== What you have to do ==
Can you reproduce the data beneath, keeping every line exact?

== Figure dataset records ==
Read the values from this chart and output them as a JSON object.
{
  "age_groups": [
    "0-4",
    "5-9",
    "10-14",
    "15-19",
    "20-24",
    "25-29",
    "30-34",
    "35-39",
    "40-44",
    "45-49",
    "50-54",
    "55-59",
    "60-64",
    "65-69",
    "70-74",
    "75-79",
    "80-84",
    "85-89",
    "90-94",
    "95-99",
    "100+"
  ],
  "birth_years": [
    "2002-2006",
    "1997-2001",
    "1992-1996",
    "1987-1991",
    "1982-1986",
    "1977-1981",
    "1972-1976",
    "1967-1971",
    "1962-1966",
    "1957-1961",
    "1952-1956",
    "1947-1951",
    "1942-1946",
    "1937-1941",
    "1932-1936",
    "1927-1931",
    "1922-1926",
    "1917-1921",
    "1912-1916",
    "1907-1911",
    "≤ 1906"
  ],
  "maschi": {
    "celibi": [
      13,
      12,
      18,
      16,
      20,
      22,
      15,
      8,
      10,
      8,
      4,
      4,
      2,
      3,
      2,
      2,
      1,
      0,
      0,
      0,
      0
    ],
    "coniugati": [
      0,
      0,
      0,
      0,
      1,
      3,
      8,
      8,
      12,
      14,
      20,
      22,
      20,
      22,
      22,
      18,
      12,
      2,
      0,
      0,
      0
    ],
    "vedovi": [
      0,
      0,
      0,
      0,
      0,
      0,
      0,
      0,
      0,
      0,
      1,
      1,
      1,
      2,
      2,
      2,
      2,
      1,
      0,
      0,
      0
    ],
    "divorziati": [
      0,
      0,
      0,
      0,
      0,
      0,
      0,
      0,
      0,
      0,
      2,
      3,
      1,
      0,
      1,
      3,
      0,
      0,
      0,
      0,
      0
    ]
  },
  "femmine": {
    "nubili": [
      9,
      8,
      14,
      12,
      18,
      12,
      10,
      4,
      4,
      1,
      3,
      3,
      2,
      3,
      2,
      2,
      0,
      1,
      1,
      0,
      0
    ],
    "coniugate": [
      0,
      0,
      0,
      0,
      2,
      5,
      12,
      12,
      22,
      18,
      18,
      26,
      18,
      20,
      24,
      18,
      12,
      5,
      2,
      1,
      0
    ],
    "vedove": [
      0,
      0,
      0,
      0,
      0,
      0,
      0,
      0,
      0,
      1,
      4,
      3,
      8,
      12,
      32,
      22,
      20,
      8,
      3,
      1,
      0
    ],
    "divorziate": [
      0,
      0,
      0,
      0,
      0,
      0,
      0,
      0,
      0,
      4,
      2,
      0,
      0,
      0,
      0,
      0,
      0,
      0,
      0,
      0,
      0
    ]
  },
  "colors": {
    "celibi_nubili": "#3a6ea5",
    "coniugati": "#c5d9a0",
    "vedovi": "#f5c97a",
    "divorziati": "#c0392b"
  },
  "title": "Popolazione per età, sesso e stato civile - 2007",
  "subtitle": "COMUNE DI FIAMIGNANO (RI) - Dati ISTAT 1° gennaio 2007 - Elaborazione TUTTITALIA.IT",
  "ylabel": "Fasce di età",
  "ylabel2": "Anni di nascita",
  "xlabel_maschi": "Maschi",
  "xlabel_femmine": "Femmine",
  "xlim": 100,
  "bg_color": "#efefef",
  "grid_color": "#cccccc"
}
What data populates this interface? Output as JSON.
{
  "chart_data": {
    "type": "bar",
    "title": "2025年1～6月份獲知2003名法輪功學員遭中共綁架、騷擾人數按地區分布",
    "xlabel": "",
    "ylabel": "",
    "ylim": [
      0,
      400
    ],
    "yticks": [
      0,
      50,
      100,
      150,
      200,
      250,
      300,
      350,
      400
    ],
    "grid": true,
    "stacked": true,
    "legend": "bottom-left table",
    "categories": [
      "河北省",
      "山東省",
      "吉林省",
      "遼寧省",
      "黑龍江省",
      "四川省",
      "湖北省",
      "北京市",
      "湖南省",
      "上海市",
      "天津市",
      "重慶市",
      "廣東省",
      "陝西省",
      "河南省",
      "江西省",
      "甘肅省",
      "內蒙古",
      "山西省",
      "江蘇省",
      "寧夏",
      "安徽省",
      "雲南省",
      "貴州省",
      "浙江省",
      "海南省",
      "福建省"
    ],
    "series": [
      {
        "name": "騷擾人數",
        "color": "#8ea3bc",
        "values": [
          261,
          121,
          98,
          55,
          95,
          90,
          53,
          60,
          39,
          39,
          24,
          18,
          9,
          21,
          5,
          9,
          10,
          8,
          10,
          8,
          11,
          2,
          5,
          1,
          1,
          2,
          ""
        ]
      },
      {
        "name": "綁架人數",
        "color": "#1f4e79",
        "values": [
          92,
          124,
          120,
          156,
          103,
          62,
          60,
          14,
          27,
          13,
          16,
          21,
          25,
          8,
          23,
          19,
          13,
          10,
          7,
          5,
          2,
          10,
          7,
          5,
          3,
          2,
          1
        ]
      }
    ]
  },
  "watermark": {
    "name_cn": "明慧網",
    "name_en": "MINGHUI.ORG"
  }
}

== Response to the task ==
Read the values from this chart and output them as a JSON object.
{
  "age_groups": [
    "0-4",
    "5-9",
    "10-14",
    "15-19",
    "20-24",
    "25-29",
    "30-34",
    "35-39",
    "40-44",
    "45-49",
    "50-54",
    "55-59",
    "60-64",
    "65-69",
    "70-74",
    "75-79",
    "80-84",
    "85-89",
    "90-94",
    "95-99",
    "100+"
  ],
  "birth_years": [
    "2002-2006",
    "1997-2001",
    "1992-1996",
    "1987-1991",
    "1982-1986",
    "1977-1981",
    "1972-1976",
    "1967-1971",
    "1962-1966",
    "1957-1961",
    "1952-1956",
    "1947-1951",
    "1942-1946",
    "1937-1941",
    "1932-1936",
    "1927-1931",
    "1922-1926",
    "1917-1921",
    "1912-1916",
    "1907-1911",
    "≤ 1906"
  ],
  "maschi": {
    "celibi": [
      13,
      12,
      18,
      16,
      20,
      22,
      15,
      8,
      10,
      8,
      4,
      4,
      2,
      3,
      2,
      2,
      1,
      0,
      0,
      0,
      0
    ],
    "coniugati": [
      0,
      0,
      0,
      0,
      1,
      3,
      8,
      8,
      12,
      14,
      20,
      22,
      20,
      22,
      22,
      18,
      12,
      2,
      0,
      0,
      0
    ],
    "vedovi": [
      0,
      0,
      0,
      0,
      0,
      0,
      0,
      0,
      0,
      0,
      1,
      1,
      1,
      2,
      2,
      2,
      2,
      1,
      0,
      0,
      0
    ],
    "divorziati": [
      0,
      0,
      0,
      0,
      0,
      0,
      0,
      0,
      0,
      0,
      2,
      3,
      1,
      0,
      1,
      3,
      0,
      0,
      0,
      0,
      0
    ]
  },
  "femmine": {
    "nubili": [
      9,
      8,
      14,
      12,
      18,
      12,
      10,
      4,
      4,
      1,
      3,
      3,
      2,
      3,
      2,
      2,
      0,
      1,
      1,
      0,
      0
    ],
    "coniugate": [
      0,
      0,
      0,
      0,
      2,
      5,
      12,
      12,
      22,
      18,
      18,
      26,
      18,
      20,
      24,
      18,
      12,
      5,
      2,
      1,
      0
    ],
    "vedove": [
      0,
      0,
      0,
      0,
      0,
      0,
      0,
      0,
      0,
      1,
      4,
      3,
      8,
      12,
      32,
      22,
      20,
      8,
      3,
      1,
      0
    ],
    "divorziate": [
      0,
      0,
      0,
      0,
      0,
      0,
      0,
      0,
      0,
      4,
      2,
      0,
      0,
      0,
      0,
      0,
      0,
      0,
      0,
      0,
      0
    ]
  },
  "colors": {
    "celibi_nubili": "#3a6ea5",
    "coniugati": "#c5d9a0",
    "vedovi": "#f5c97a",
    "divorziati": "#c0392b"
  },
  "title": "Popolazione per età, sesso e stato civile - 2007",
  "subtitle": "COMUNE DI FIAMIGNANO (RI) - Dati ISTAT 1° gennaio 2007 - Elaborazione TUTTITALIA.IT",
  "ylabel": "Fasce di età",
  "ylabel2": "Anni di nascita",
  "xlabel_maschi": "Maschi",
  "xlabel_femmine": "Femmine",
  "xlim": 100,
  "bg_color": "#efefef",
  "grid_color": "#cccccc"
}
What data populates this interface? Output as JSON.
{
  "chart_data": {
    "type": "bar",
    "title": "2025年1～6月份獲知2003名法輪功學員遭中共綁架、騷擾人數按地區分布",
    "xlabel": "",
    "ylabel": "",
    "ylim": [
      0,
      400
    ],
    "yticks": [
      0,
      50,
      100,
      150,
      200,
      250,
      300,
      350,
      400
    ],
    "grid": true,
    "stacked": true,
    "legend": "bottom-left table",
    "categories": [
      "河北省",
      "山東省",
      "吉林省",
      "遼寧省",
      "黑龍江省",
      "四川省",
      "湖北省",
      "北京市",
      "湖南省",
      "上海市",
      "天津市",
      "重慶市",
      "廣東省",
      "陝西省",
      "河南省",
      "江西省",
      "甘肅省",
      "內蒙古",
      "山西省",
      "江蘇省",
      "寧夏",
      "安徽省",
      "雲南省",
      "貴州省",
      "浙江省",
      "海南省",
      "福建省"
    ],
    "series": [
      {
        "name": "騷擾人數",
        "color": "#8ea3bc",
        "values": [
          261,
          121,
          98,
          55,
          95,
          90,
          53,
          60,
          39,
          39,
          24,
          18,
          9,
          21,
          5,
          9,
          10,
          8,
          10,
          8,
          11,
          2,
          5,
          1,
          1,
          2,
          ""
        ]
      },
      {
        "name": "綁架人數",
        "color": "#1f4e79",
        "values": [
          92,
          124,
          120,
          156,
          103,
          62,
          60,
          14,
          27,
          13,
          16,
          21,
          25,
          8,
          23,
          19,
          13,
          10,
          7,
          5,
          2,
          10,
          7,
          5,
          3,
          2,
          1
        ]
      }
    ]
  },
  "watermark": {
    "name_cn": "明慧網",
    "name_en": "MINGHUI.ORG"
  }
}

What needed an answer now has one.